Looking at the Cooking merit badge requirements, I’m wondering how to handle the requirements on planning and preparing meals, for instance as sole individual tasks or as patrol member and patrol cooking tasks, for example requirement 4(a): “Prepare and serve for yourself and two others, the two dinners, one lunch, and one breakfast. Time your cooking so that each course will be ready to serve at the proper time.” Does this require a group of three scouts to eat for a weekend campout with only one scout cooking, in order for that one Scout to complete the requirement? Or can three Scouts share in cooking for each other, so that all three complete the requirement on the same weekend? (Ben Sanders)
If I were the Merit Badge Counselor for Cooking, and I had only one Scout working on this, I think I’d start by recommending that he enlist a buddy in his patrol to go for the merit badge too, and then prepare those meals in parallel with one another, so that, between the two of them, the whole patrol gets fed. This would cover both 4a. and 6. If that can’t be done, then it’s a little more difficult. Maybe the Scout will need to complete these requirements by preparing the required meals for more than just himself and two others; maybe he’ll need to do this for his entire patrol (remembering that each Scout working on this merit badge needs to complete all requirements himself—the requirements don’t provide for shared cooking (e.g., one Scout drops shell bits in the scrambled the eggs while another burns the bacon). Yes, it’s a bit tricky, but not insurmountable with a bit of pre-planning (which is a part of these requirements, anyway).
I’m wondering if I’m confused about a phrase in the GUIDE TO SAFE SCOUTING. In the section on two-deep leadership, the statement, “…and a parent of a participating Scout or other adult…” seems excessive; sort of like saying, for instance, “a dog or other mammal.” Am I missing some deeper meaning? Are they implying that a parent would be better but another adult is acceptable? What? I don’t really care if the GTSS is wordy, but I do care if I’m misunderstanding something important. Thanks! (Sam Mize)

→ Problems and tasks
**A.** For each statement, decide whether the Scouting Q&A supports it, and answer yes or no with the exact deciding words from the text. (i) Requirement 4(a) calls for preparing and serving meals for yourself and two others. (ii) The reply says the requirements allow shared cooking among Scouts. (iii) The question about the Guide to Safe Scouting concerns its section on two-deep leadership.
**B.** Pick up the Scouting Q&A after its last sentence and continue writing it.
The lines that come next are taken from a different source.

→ Dataset excerpt
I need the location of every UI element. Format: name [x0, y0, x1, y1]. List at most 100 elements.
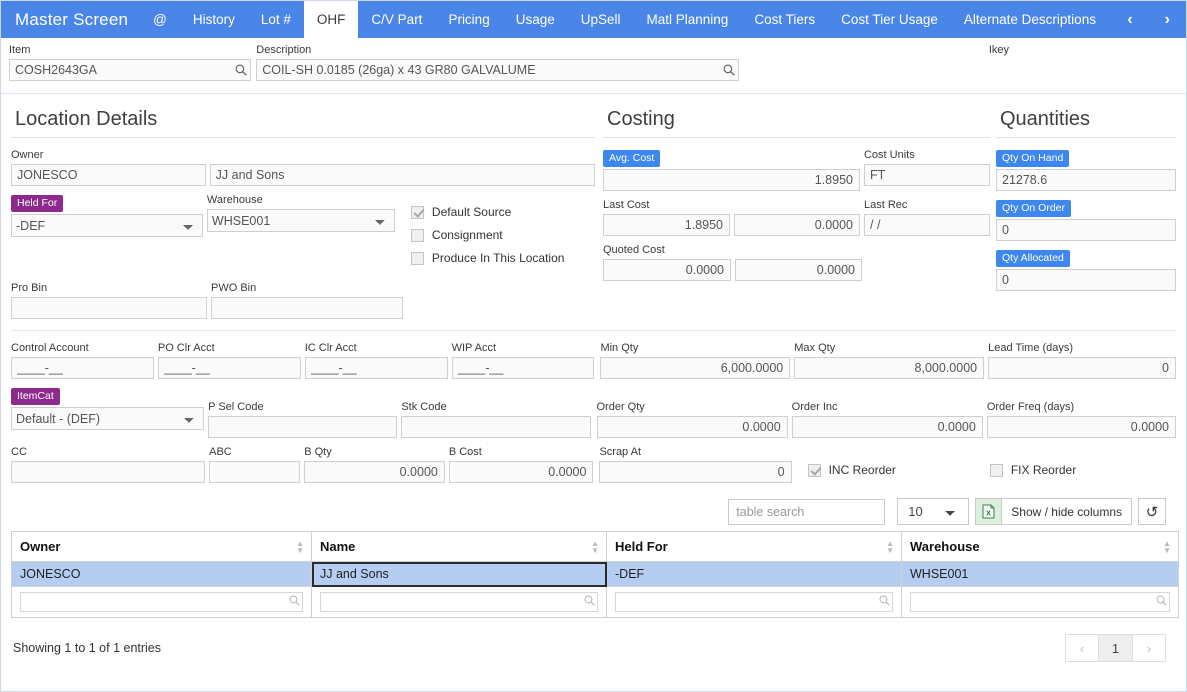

→ Set of answers
**A.**
(i) Yes: "Prepare and serve for yourself and two others, the two dinners, one lunch, and one breakfast."
(ii) No: "the requirements don’t provide for shared cooking"
(iii) Yes: "In the section on two-deep leadership"

**B.**
The wording’s that way for a reason: The accompanying parent must be one whose own son is participating in the activity; not “any old person who happens to be a parent” who might be available but his son isn’t there.
My older son is a Webelos and my younger’s a Tiger. I’m hoping that my Webelos son could serve as the Denner of the Tiger den, but as I’m reading about it, it looks like a Denner serves his own den. Can you clarify for me and let me know if there are any other leadership roles my older son could be? (Jennifer Thomason)
Your research has pointed you in the right direction: Boys from other dens definitely don’t become Denners in a different den. Your Webelos son is eligible to become a Denner in his own den, and your younger son is eligible to become Denner in his Tiger den. If you’re a Den Leader yourself, and you’d like help in addition to the Assistant Den Leader you’ve already recruited (hint, hint…), contact your nearest Boy Scout troop and ask if any Scout would like to help out as your Den Chief!
I’m the dad of a 17-1/2 year old Life Scout who’s stalled in his service project—his last requirement before Eagle—and it doesn’t look like he’s going to bother finishing it. How do I convince him to follow through and finish his Eagle requirements before his time’s up? (Concerned Second-Generation Eagle Scout Dad)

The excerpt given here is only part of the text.